What you should do:
Can you copy out, character for character, the lines of the records starting at the one containing "Where is each" and ending at the one containing "svg-text:2: 2 [623,414,632,434]", with both of those lines included?

Supplied material:
----------
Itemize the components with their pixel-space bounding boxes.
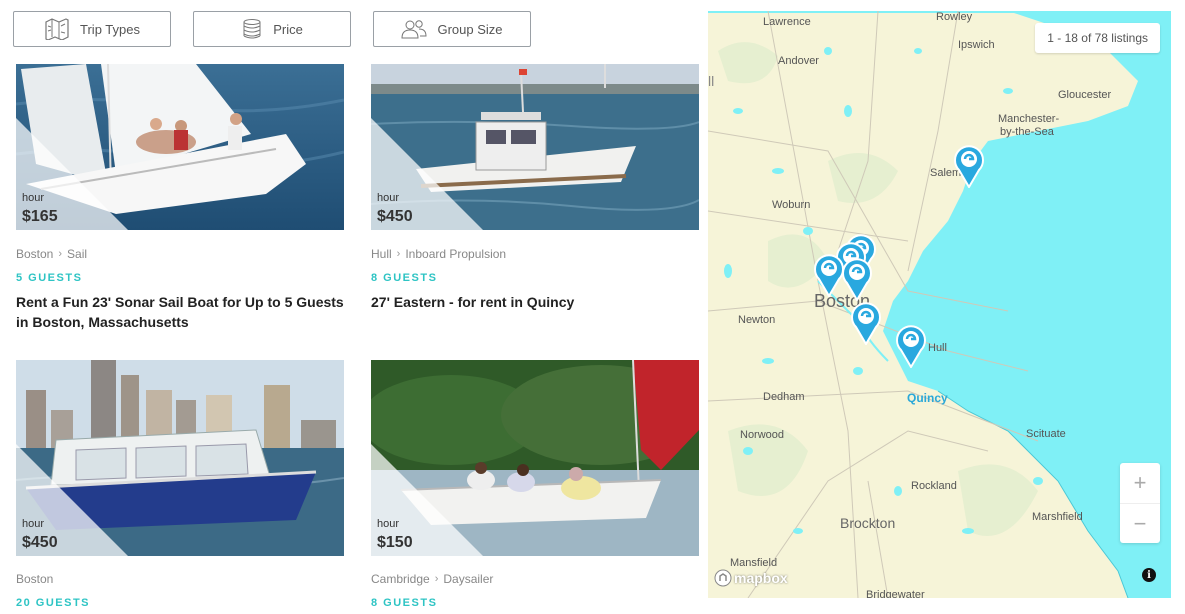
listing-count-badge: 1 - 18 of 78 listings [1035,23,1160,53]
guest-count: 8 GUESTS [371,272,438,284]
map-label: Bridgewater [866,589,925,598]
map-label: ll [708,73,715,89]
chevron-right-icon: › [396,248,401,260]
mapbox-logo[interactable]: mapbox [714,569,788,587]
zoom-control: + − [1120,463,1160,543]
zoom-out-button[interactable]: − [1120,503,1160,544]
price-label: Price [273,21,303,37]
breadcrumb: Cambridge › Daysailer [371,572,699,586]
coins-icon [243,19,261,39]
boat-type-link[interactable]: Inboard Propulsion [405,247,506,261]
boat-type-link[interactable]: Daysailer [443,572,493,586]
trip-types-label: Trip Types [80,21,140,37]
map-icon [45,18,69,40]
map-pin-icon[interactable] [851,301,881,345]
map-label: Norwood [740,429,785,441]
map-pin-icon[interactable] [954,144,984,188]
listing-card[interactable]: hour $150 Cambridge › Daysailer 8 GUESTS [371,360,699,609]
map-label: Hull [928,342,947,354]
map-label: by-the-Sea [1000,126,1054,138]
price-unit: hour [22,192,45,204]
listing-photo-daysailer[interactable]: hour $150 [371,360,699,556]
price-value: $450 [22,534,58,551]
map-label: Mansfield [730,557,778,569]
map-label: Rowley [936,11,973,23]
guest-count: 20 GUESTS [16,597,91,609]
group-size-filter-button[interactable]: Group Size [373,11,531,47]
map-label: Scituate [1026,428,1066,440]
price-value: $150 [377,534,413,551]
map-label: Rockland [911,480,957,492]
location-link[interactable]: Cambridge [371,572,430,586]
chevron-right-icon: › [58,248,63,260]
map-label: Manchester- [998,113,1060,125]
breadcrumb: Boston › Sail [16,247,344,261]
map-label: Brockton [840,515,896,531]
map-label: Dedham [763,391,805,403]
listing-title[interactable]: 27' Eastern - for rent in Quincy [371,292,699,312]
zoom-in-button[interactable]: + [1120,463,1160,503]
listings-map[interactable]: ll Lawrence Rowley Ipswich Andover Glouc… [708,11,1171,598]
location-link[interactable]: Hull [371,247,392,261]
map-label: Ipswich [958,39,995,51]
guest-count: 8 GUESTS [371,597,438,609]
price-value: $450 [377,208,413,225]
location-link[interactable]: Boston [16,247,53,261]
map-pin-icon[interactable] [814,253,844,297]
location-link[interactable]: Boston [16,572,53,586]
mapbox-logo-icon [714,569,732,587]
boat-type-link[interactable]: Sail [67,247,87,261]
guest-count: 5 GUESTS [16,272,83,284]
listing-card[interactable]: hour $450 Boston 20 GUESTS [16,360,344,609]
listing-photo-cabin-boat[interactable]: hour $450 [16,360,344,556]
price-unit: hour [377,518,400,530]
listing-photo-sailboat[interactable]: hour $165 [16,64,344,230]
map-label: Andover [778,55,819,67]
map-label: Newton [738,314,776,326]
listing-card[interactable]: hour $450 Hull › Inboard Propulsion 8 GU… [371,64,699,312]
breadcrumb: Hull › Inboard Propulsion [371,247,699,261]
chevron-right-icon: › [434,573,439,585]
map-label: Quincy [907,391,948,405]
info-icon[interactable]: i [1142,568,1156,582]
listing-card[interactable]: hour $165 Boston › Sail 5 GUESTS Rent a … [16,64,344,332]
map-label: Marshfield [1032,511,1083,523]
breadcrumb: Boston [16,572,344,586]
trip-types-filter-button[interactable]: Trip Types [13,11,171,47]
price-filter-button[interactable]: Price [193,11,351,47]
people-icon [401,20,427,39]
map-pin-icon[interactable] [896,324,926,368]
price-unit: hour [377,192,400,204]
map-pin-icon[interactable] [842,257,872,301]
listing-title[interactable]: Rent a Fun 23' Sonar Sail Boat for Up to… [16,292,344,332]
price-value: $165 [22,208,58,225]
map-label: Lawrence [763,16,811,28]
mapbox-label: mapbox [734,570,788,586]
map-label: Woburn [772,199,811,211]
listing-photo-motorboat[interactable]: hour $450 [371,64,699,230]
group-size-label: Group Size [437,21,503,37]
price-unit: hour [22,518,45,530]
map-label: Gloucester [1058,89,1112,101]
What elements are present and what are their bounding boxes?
----------
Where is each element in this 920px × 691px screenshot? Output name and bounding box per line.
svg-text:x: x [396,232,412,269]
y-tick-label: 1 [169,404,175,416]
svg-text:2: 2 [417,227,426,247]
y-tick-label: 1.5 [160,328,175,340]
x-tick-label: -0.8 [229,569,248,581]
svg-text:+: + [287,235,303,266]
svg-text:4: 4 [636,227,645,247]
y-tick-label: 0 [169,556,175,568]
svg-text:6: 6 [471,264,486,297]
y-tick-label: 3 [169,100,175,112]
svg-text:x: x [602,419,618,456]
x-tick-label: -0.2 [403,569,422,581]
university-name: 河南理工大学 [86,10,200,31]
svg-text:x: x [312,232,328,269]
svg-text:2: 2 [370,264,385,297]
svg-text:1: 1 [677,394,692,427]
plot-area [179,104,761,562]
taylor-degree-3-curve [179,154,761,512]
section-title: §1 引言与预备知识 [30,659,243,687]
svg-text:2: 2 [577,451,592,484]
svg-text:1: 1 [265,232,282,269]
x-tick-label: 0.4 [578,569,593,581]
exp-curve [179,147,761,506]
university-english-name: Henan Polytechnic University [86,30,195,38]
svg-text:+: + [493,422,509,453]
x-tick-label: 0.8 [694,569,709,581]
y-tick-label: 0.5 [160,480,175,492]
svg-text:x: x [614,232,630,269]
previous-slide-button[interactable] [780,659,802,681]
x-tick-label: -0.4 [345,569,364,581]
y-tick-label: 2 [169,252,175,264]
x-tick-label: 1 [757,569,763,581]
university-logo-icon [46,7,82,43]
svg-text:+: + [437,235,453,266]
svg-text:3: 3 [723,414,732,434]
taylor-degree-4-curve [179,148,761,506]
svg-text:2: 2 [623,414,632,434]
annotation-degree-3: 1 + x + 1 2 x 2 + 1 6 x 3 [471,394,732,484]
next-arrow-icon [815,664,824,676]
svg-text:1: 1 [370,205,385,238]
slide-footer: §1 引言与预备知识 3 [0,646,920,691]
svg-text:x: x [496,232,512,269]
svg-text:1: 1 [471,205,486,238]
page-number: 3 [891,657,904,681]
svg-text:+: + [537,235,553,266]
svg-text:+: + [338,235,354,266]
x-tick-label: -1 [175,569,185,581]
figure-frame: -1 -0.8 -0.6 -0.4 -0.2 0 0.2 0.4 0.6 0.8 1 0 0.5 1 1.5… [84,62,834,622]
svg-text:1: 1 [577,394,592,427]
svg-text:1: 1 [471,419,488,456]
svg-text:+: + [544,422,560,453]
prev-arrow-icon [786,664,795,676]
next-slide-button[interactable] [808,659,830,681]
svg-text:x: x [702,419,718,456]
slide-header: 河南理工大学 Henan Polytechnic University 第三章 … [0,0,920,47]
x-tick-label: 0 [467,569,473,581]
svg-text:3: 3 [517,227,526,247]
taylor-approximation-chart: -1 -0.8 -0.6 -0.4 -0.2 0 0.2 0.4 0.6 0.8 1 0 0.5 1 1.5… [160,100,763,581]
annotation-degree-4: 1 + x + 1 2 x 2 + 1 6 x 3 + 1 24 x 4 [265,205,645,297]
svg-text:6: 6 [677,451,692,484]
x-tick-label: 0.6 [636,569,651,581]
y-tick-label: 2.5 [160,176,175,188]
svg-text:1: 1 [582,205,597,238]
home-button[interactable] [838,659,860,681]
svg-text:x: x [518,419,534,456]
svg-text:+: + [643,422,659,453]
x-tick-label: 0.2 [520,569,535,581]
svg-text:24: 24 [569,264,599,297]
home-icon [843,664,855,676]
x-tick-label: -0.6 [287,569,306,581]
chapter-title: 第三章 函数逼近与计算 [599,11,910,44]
----------
Answer in full:
Where is each element in this 920px × 691px screenshot? Output name and bounding box per line.
svg-text:x: x [396,232,412,269]
y-tick-label: 1 [169,404,175,416]
svg-text:2: 2 [417,227,426,247]
y-tick-label: 1.5 [160,328,175,340]
x-tick-label: -0.8 [229,569,248,581]
svg-text:+: + [287,235,303,266]
svg-text:4: 4 [636,227,645,247]
y-tick-label: 0 [169,556,175,568]
svg-text:6: 6 [471,264,486,297]
y-tick-label: 3 [169,100,175,112]
svg-text:x: x [602,419,618,456]
x-tick-label: -0.2 [403,569,422,581]
university-name: 河南理工大学 [86,10,200,31]
svg-text:x: x [312,232,328,269]
svg-text:2: 2 [370,264,385,297]
svg-text:1: 1 [677,394,692,427]
plot-area [179,104,761,562]
taylor-degree-3-curve [179,154,761,512]
section-title: §1 引言与预备知识 [30,659,243,687]
svg-text:2: 2 [577,451,592,484]
svg-text:1: 1 [265,232,282,269]
x-tick-label: 0.4 [578,569,593,581]
exp-curve [179,147,761,506]
university-english-name: Henan Polytechnic University [86,30,195,38]
svg-text:+: + [493,422,509,453]
x-tick-label: 0.8 [694,569,709,581]
y-tick-label: 0.5 [160,480,175,492]
svg-text:x: x [614,232,630,269]
previous-slide-button[interactable] [780,659,802,681]
x-tick-label: -0.4 [345,569,364,581]
y-tick-label: 2 [169,252,175,264]
x-tick-label: 1 [757,569,763,581]
university-logo-icon [46,7,82,43]
svg-text:+: + [437,235,453,266]
svg-text:3: 3 [723,414,732,434]
taylor-degree-4-curve [179,148,761,506]
svg-text:2: 2 [623,414,632,434]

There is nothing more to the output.